> **STATED TASK**: In the entries below, find every line holding the string "Задоволення" and collect it.

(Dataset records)

⁂

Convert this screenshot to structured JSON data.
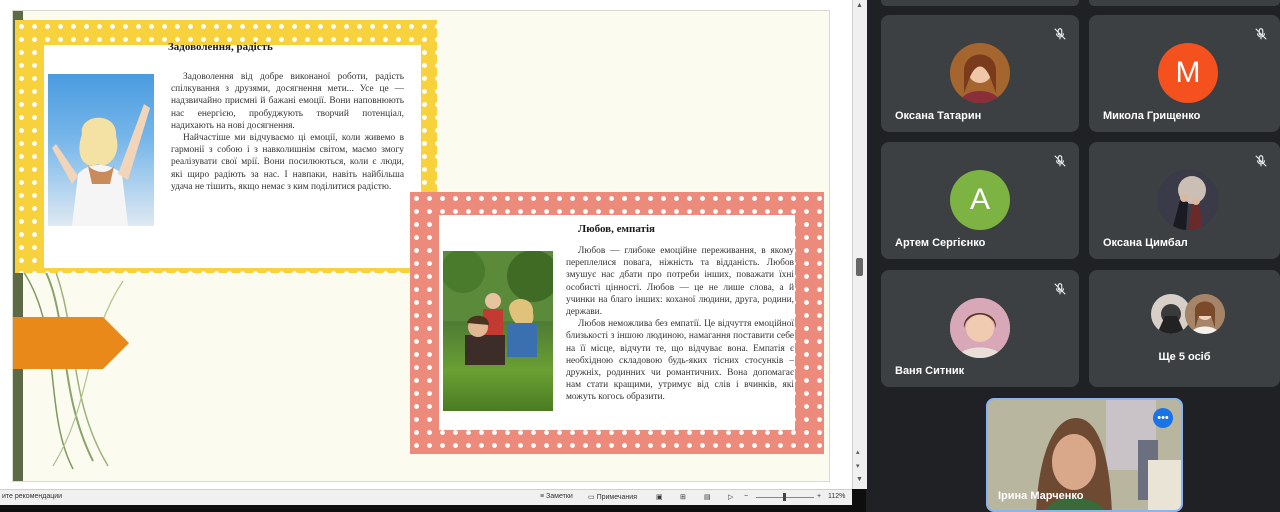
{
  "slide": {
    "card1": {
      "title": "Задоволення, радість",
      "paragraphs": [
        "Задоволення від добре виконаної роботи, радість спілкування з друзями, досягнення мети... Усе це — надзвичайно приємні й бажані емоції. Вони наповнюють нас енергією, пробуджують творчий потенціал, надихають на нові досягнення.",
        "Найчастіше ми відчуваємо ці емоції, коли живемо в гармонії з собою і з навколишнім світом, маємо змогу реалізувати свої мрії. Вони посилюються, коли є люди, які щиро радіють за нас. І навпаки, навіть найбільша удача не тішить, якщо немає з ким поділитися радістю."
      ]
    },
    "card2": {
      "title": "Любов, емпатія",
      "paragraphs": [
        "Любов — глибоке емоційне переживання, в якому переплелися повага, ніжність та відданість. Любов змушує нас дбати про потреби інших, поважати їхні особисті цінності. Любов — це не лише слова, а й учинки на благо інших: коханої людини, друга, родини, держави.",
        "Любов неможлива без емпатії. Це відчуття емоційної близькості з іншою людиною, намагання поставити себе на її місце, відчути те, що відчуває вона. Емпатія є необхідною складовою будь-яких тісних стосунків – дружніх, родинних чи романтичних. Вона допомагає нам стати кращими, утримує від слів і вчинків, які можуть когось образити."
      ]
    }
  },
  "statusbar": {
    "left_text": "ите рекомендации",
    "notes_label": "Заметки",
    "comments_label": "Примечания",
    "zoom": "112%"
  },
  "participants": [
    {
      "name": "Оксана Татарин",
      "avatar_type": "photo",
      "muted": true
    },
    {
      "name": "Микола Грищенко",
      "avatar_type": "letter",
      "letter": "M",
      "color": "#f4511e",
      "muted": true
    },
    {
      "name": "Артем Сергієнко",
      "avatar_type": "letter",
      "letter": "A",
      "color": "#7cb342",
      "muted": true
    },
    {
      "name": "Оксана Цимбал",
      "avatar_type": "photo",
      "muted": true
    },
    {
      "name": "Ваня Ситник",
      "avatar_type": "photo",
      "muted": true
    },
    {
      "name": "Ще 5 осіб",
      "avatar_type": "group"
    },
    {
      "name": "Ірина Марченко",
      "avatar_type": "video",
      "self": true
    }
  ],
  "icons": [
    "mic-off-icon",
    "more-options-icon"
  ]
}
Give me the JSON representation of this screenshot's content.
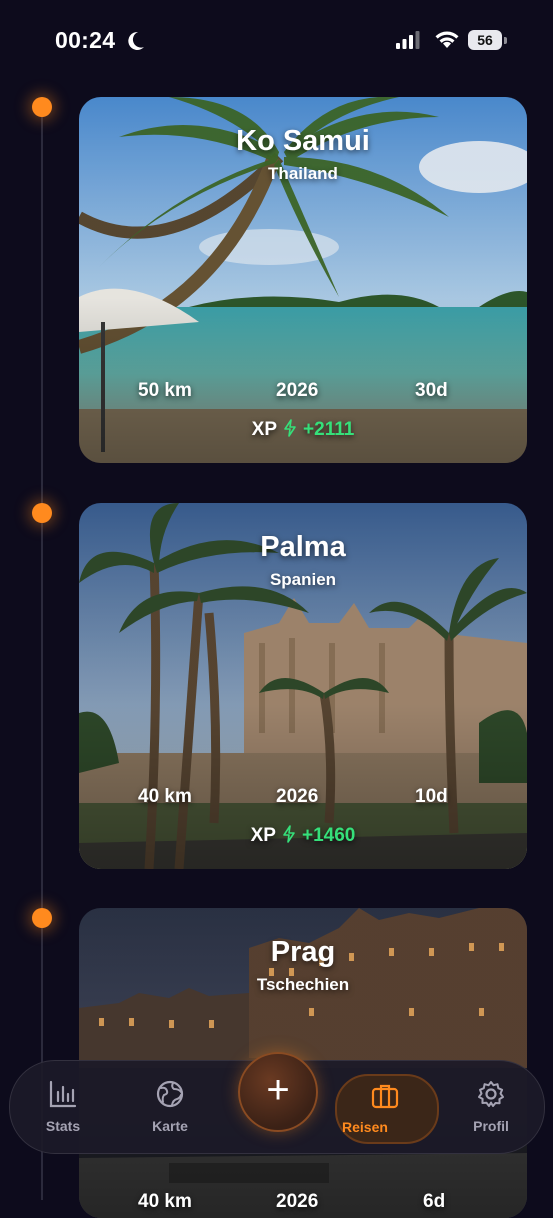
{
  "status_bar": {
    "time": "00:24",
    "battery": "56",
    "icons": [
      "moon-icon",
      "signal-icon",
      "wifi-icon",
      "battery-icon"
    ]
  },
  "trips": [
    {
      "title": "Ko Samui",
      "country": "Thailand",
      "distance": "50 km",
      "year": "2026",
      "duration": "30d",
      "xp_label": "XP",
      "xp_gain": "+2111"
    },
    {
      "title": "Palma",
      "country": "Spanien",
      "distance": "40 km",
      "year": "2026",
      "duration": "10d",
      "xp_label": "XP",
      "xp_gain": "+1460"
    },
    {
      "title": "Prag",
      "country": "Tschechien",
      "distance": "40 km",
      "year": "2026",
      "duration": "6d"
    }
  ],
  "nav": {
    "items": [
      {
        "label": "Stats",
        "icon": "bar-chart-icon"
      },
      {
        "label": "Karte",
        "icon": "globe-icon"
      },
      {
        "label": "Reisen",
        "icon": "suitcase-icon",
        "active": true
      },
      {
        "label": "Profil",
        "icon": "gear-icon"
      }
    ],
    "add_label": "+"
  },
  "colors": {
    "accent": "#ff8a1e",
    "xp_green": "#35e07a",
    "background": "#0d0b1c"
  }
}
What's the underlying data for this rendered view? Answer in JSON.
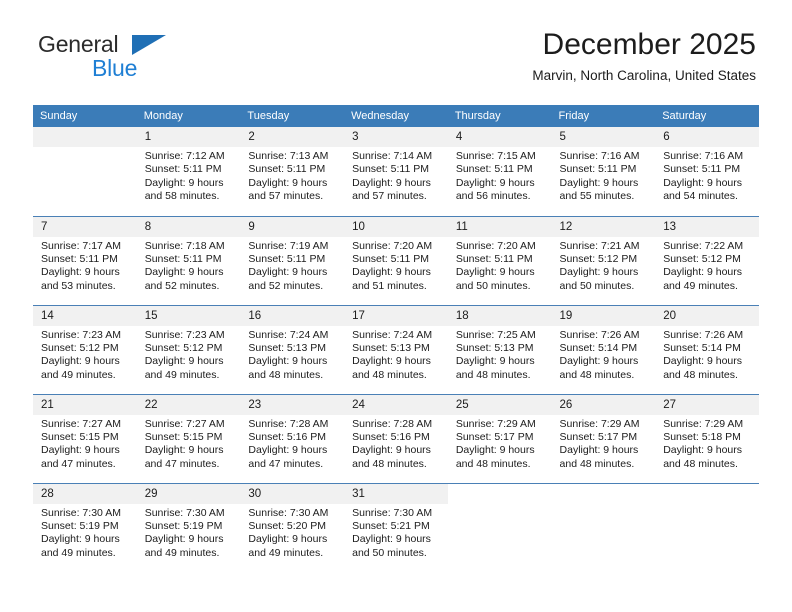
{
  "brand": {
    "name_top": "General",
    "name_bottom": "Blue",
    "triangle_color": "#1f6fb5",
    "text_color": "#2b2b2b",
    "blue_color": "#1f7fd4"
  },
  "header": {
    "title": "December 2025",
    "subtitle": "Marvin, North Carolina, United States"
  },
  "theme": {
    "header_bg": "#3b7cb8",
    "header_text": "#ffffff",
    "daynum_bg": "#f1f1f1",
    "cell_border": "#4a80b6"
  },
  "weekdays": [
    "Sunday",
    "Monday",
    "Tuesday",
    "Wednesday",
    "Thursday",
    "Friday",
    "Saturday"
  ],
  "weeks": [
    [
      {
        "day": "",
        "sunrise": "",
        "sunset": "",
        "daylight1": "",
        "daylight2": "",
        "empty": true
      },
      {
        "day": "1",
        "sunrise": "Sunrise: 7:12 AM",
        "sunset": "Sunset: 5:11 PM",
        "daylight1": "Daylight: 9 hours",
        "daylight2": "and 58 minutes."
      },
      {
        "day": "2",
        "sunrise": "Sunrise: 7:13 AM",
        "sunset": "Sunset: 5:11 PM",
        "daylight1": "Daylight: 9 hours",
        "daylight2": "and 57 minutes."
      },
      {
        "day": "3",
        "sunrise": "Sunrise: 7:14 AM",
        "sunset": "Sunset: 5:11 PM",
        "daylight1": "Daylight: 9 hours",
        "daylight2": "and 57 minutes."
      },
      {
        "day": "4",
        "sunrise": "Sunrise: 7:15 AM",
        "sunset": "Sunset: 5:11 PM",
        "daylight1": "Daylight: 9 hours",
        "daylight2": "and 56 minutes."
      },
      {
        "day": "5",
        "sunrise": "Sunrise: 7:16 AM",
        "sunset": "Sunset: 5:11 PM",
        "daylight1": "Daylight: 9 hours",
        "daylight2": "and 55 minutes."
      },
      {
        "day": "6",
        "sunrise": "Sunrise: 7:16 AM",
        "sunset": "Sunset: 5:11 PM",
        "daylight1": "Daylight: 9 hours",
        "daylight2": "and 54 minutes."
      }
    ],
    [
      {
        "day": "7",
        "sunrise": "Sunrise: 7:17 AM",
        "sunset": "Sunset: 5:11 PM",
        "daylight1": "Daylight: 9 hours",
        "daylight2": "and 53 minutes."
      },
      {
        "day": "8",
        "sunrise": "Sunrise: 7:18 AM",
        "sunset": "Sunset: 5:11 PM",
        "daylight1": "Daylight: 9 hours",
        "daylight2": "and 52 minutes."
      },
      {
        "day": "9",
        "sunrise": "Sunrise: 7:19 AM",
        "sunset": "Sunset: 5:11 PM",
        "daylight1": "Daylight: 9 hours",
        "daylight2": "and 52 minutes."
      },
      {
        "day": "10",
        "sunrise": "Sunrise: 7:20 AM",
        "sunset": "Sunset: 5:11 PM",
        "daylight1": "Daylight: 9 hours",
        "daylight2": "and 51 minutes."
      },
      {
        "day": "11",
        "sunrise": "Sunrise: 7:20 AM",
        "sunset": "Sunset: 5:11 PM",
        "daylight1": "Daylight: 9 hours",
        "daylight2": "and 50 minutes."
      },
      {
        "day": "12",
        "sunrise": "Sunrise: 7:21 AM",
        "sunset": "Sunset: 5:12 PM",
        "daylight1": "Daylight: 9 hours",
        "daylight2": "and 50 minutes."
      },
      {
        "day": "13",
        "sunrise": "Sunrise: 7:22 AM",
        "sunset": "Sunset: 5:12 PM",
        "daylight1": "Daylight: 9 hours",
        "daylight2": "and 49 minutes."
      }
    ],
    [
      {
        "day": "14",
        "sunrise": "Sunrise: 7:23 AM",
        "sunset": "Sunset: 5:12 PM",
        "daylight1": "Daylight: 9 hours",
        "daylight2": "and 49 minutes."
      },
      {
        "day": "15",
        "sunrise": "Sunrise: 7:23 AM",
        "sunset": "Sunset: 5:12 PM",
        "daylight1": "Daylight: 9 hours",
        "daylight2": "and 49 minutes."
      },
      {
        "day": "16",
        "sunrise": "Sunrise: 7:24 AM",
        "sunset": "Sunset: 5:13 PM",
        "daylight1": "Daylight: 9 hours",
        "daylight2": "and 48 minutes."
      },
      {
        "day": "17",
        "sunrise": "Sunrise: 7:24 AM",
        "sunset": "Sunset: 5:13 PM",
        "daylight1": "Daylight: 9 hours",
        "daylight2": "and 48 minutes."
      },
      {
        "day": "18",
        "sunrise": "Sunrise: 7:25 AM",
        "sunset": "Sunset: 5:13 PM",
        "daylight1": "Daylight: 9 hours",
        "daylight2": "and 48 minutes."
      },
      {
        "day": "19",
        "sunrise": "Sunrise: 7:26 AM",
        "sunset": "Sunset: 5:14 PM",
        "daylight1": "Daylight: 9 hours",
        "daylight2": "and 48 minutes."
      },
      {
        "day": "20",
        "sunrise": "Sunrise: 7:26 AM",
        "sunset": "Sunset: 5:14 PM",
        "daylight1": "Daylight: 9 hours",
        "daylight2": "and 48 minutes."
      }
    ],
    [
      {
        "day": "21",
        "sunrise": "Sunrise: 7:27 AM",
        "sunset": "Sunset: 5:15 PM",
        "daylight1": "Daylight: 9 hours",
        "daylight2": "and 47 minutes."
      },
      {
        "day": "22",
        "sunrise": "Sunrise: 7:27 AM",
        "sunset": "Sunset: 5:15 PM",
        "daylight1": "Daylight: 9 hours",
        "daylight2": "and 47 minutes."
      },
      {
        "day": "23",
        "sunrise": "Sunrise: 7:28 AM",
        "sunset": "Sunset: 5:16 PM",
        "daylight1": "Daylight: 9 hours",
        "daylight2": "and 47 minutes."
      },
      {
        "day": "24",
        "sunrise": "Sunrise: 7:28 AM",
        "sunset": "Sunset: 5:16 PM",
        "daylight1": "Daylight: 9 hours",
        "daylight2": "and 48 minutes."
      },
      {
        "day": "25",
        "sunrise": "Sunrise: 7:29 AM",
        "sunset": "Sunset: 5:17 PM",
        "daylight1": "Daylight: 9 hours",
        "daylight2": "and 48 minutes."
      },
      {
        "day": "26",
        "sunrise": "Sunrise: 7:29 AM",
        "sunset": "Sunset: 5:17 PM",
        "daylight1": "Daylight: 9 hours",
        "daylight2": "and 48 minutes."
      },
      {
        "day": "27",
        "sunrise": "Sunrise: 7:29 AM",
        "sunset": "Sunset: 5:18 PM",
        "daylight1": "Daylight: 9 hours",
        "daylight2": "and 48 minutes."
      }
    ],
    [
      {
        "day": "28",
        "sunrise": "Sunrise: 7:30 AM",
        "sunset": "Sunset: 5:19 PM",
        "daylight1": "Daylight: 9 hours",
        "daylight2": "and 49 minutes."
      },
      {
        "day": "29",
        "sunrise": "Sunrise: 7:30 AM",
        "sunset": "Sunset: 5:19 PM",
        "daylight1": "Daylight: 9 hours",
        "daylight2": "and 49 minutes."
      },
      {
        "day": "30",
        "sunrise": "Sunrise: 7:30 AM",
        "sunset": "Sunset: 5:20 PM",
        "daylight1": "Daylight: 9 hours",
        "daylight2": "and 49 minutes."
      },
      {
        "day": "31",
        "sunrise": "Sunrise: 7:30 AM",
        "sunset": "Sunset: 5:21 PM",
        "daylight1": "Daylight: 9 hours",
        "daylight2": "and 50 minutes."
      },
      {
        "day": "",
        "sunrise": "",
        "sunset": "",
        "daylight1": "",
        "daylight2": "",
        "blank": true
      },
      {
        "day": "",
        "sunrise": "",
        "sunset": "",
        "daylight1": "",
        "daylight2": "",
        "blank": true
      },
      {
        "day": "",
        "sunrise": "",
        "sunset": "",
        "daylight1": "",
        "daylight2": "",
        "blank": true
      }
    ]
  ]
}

⁂

> **OUTPUT BELOW**:
      "title": "Задоволення, радість",
        "Задоволення від добре виконаної роботи, радість спілкування з друзями, досягнення мети... Усе це — надзвичайно приємні й бажані емоції. Вони наповнюють нас енергією, пробуджують творчий потенціал, надихають на нові досягнення.",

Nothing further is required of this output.